■ **Input data**
::::

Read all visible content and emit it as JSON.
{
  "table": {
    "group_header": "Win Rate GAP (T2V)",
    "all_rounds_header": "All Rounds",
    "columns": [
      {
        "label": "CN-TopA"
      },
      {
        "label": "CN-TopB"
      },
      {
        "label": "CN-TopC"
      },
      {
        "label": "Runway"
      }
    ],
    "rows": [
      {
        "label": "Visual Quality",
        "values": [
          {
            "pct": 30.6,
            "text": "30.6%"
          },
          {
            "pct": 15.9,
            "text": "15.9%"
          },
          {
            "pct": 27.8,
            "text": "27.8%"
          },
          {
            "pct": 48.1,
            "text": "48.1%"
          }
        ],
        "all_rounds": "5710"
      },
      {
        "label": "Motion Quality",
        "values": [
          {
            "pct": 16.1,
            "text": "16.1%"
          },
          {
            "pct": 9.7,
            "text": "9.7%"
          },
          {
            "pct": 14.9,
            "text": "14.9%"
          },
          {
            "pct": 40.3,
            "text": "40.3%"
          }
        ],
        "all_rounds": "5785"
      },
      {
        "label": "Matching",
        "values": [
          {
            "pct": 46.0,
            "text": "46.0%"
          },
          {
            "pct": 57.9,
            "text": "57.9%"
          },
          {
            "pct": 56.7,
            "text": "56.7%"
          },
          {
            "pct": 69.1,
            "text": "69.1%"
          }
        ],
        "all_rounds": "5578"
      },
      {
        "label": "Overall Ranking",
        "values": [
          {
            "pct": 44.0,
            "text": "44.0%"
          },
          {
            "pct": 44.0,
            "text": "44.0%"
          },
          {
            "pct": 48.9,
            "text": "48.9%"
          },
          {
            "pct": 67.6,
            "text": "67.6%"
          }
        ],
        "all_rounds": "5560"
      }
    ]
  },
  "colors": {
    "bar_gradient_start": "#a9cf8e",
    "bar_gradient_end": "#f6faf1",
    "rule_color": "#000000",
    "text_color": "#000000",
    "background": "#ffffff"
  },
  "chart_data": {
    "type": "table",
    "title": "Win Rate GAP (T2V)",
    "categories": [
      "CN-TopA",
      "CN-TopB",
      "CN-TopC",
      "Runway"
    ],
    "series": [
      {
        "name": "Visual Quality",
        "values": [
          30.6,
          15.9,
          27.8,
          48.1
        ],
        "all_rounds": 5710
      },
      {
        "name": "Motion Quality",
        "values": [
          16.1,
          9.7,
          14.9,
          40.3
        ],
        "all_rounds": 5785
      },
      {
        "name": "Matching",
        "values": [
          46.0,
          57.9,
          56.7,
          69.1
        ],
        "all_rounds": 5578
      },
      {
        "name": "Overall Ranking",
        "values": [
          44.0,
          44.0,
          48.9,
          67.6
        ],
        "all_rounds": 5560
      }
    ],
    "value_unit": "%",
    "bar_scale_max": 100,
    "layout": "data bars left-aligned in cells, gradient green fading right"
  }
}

::::

■ **Task prompt**
Each line of the entries above that contains "Ranking" is to be copied.

■ **Response to the exercise**
        "label": "Overall Ranking",
        "name": "Overall Ranking",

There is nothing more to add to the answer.